--- Start GIVEN RECORDS ---

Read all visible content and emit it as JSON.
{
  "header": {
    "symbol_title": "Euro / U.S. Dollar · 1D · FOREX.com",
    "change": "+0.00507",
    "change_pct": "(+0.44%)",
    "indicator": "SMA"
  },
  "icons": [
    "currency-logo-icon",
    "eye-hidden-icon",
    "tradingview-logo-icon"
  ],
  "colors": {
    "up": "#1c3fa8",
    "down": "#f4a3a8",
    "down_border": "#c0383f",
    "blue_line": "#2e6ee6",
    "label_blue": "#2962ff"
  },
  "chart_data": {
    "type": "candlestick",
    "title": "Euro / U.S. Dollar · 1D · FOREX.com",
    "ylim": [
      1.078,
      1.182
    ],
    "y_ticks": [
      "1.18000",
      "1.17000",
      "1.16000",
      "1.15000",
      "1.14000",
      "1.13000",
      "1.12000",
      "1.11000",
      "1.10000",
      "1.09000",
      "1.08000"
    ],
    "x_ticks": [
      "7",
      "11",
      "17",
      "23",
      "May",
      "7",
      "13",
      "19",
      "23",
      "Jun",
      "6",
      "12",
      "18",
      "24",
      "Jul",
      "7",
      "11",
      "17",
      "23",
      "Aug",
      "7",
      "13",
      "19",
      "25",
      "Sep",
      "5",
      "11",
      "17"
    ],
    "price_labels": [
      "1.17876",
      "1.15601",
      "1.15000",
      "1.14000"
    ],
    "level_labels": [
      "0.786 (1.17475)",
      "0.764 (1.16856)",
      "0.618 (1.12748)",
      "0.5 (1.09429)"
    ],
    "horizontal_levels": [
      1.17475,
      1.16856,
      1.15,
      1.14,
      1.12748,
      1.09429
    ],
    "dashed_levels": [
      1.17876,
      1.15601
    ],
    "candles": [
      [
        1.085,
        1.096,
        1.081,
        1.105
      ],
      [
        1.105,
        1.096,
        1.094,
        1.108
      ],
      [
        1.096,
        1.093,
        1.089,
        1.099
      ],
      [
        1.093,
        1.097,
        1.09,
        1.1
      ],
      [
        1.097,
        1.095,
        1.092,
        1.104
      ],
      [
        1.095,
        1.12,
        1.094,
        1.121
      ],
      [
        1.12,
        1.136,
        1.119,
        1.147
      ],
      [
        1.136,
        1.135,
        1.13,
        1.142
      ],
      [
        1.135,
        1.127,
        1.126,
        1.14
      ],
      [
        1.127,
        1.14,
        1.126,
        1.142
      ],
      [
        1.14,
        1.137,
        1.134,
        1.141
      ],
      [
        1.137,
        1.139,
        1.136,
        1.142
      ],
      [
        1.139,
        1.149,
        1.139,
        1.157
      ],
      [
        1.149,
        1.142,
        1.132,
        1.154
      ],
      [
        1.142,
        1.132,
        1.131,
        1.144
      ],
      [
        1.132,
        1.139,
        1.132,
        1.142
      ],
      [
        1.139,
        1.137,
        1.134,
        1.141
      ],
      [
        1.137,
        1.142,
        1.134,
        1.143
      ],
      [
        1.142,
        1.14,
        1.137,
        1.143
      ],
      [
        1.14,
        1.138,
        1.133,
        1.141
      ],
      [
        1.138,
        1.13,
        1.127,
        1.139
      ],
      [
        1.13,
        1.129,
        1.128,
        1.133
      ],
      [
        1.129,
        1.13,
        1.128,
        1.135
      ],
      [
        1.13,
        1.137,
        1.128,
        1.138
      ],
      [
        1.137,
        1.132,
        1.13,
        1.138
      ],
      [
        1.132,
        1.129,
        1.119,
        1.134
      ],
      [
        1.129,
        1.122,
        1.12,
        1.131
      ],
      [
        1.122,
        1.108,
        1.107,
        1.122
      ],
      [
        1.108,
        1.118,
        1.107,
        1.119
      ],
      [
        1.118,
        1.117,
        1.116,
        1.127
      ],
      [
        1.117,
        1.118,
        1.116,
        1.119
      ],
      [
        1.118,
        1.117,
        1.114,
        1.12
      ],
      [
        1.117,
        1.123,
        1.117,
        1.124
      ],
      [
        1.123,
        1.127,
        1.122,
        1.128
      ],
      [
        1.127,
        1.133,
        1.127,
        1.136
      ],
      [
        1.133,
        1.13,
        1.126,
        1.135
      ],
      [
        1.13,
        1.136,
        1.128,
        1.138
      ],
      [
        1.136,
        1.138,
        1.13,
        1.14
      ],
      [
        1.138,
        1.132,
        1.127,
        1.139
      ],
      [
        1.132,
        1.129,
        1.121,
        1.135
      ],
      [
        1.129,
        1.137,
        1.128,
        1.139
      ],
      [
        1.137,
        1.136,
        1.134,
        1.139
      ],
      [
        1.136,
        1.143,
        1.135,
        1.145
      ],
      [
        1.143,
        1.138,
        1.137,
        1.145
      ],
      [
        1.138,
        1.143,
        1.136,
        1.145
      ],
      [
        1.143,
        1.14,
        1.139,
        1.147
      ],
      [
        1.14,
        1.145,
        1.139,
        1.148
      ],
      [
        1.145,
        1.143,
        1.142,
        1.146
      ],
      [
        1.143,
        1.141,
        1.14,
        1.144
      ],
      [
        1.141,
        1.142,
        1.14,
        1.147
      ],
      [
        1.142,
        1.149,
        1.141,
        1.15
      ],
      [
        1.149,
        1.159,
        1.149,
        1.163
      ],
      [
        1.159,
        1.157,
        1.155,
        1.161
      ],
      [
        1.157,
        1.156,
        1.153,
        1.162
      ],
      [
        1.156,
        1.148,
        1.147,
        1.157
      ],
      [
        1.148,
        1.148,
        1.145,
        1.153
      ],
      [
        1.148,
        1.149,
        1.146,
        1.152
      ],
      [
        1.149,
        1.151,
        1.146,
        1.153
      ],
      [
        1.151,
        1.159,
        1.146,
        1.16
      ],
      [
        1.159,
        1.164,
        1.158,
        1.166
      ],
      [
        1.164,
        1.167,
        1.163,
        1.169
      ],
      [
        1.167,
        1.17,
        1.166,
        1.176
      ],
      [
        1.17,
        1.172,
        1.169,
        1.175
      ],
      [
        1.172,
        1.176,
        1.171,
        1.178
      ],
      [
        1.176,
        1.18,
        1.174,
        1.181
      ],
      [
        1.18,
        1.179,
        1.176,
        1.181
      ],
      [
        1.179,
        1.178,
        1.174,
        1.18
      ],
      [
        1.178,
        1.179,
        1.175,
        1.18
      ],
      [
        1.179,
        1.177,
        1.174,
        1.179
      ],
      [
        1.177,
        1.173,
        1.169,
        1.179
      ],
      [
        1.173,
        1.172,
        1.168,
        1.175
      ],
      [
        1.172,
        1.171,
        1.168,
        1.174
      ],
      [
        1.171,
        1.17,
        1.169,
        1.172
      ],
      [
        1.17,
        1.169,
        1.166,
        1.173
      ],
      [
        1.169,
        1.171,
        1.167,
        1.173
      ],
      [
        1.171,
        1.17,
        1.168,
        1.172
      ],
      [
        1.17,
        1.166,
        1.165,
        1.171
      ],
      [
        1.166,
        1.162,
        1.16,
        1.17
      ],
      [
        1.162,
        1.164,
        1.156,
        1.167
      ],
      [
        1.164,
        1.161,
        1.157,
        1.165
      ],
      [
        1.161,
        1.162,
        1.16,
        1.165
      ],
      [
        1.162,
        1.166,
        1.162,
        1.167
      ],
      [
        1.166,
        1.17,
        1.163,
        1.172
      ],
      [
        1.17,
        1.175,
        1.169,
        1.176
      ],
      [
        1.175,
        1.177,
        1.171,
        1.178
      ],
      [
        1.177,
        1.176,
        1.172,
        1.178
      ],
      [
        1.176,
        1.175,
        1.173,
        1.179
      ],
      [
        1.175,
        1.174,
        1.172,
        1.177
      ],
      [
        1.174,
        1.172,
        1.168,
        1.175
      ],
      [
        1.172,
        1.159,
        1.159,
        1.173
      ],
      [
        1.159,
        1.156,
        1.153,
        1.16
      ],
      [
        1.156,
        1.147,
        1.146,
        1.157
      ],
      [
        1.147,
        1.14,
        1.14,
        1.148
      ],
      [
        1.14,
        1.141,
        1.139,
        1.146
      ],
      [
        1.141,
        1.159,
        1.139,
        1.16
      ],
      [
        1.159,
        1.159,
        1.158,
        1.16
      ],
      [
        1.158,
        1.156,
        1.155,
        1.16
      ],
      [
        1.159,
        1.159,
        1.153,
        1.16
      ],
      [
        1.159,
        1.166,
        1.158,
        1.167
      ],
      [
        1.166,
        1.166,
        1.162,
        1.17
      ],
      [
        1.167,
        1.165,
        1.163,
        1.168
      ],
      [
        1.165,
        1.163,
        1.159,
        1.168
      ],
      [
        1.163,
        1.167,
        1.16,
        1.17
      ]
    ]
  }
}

--- End GIVEN RECORDS ---

= YOUR TASK =
The answer must consist solely of the number of lines in the entries that contain the word "Euro".

= CORRECT OUTPUT =
2